* What is expected
Going through the material below, please gather all lines with the word "Affekt" in them.

* Data listing
- - - -
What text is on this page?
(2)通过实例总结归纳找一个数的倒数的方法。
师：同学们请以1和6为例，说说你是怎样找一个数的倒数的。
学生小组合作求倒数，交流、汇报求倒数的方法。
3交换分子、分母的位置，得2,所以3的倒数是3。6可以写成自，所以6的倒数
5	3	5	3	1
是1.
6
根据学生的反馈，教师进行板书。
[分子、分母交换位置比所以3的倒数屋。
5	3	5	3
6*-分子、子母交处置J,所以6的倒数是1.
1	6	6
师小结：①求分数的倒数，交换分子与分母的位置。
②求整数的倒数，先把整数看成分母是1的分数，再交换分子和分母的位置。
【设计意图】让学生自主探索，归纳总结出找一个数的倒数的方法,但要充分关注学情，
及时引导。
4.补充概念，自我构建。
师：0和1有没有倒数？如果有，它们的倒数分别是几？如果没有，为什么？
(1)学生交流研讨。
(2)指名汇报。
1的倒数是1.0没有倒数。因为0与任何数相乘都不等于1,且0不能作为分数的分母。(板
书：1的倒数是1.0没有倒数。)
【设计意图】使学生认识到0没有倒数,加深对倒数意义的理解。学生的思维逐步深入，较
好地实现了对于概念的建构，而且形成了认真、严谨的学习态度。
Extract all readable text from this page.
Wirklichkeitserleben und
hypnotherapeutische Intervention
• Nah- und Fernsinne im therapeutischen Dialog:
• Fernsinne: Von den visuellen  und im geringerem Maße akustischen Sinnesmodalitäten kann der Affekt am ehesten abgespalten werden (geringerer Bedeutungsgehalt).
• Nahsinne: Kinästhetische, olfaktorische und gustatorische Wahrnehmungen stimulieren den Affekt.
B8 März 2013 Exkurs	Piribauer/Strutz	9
- - - -
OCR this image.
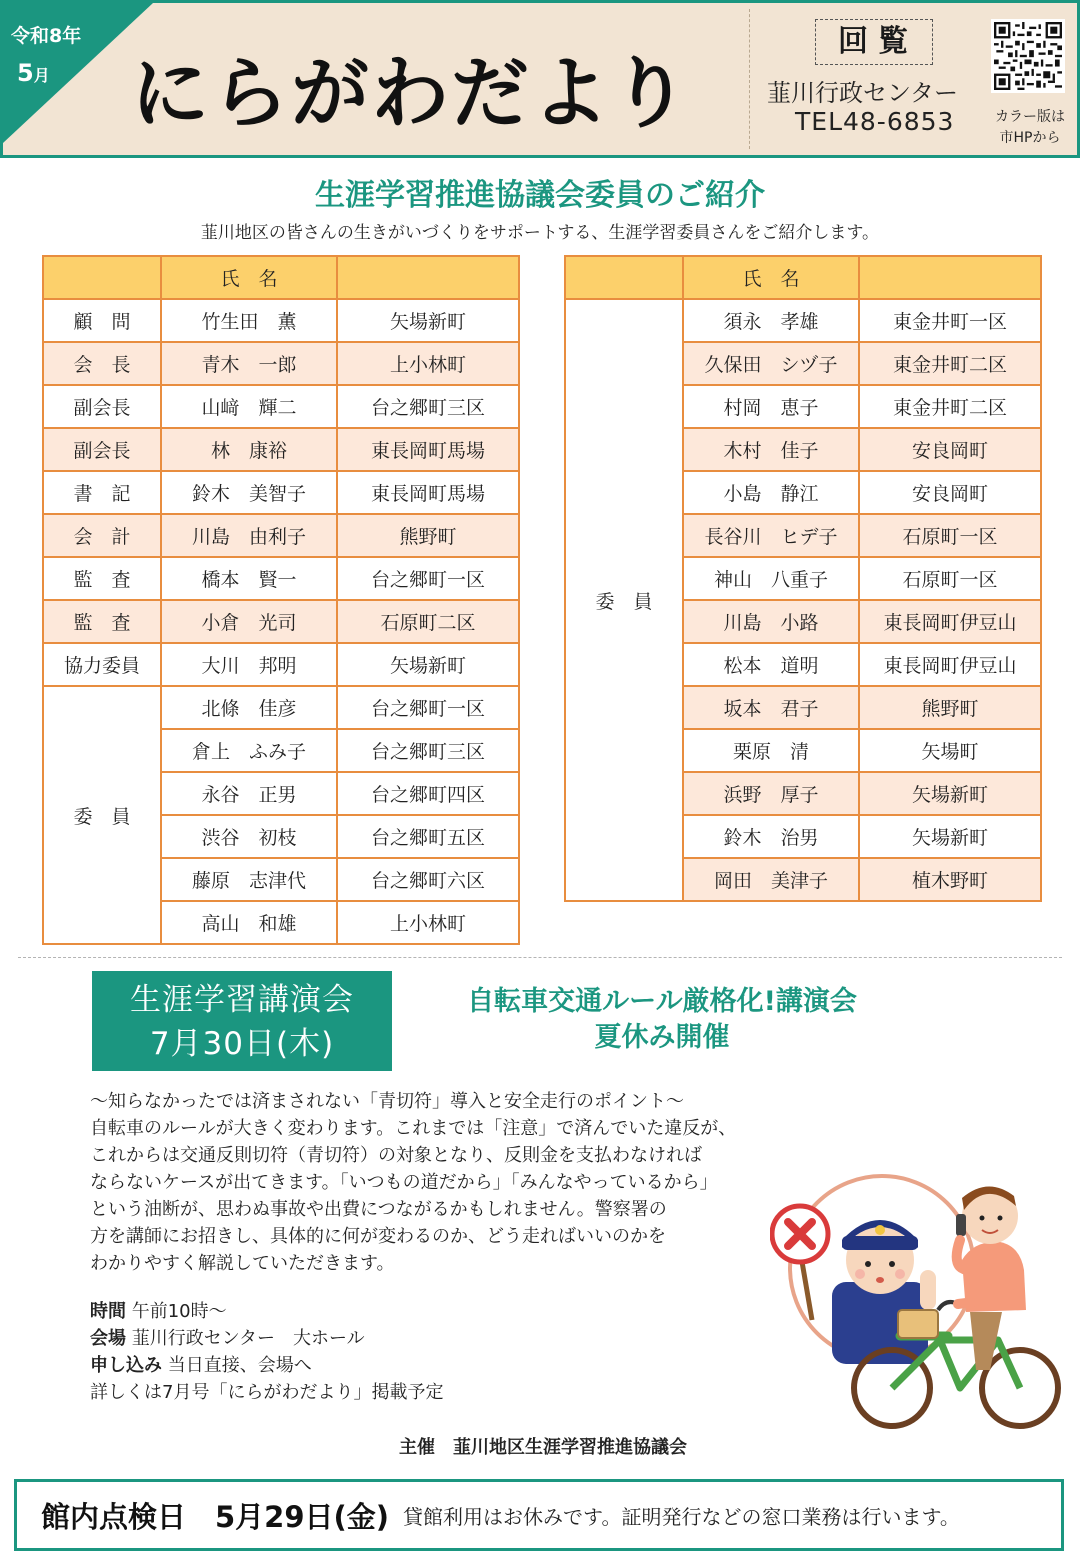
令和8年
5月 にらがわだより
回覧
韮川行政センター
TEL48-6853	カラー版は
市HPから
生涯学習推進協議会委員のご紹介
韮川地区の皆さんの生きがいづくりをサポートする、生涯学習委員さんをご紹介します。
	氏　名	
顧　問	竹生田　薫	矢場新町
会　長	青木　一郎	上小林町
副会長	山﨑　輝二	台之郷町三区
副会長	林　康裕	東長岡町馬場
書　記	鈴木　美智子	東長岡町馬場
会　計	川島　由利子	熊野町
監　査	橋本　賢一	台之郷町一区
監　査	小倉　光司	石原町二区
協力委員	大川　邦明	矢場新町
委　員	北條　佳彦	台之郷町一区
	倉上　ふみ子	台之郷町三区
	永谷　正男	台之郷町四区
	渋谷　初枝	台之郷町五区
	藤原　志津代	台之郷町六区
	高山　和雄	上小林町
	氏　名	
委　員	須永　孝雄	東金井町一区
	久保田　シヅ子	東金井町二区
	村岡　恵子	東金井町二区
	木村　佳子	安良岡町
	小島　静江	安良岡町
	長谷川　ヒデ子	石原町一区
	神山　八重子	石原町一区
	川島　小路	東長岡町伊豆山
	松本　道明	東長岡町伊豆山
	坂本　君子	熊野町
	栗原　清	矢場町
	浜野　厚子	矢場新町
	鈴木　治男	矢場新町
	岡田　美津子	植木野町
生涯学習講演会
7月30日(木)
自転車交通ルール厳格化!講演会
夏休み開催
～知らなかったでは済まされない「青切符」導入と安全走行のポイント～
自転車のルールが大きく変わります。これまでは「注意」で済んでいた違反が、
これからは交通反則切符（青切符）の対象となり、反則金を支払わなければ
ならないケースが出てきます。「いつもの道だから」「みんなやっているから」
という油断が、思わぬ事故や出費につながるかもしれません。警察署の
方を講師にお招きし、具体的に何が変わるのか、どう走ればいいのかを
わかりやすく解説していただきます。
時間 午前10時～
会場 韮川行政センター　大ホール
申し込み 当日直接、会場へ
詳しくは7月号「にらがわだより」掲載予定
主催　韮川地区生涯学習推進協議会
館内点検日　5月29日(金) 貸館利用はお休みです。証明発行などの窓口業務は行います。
- - - -
* Task response
• Fernsinne: Von den visuellen  und im geringerem Maße akustischen Sinnesmodalitäten kann der Affekt am ehesten abgespalten werden (geringerer Bedeutungsgehalt).
• Nahsinne: Kinästhetische, olfaktorische und gustatorische Wahrnehmungen stimulieren den Affekt.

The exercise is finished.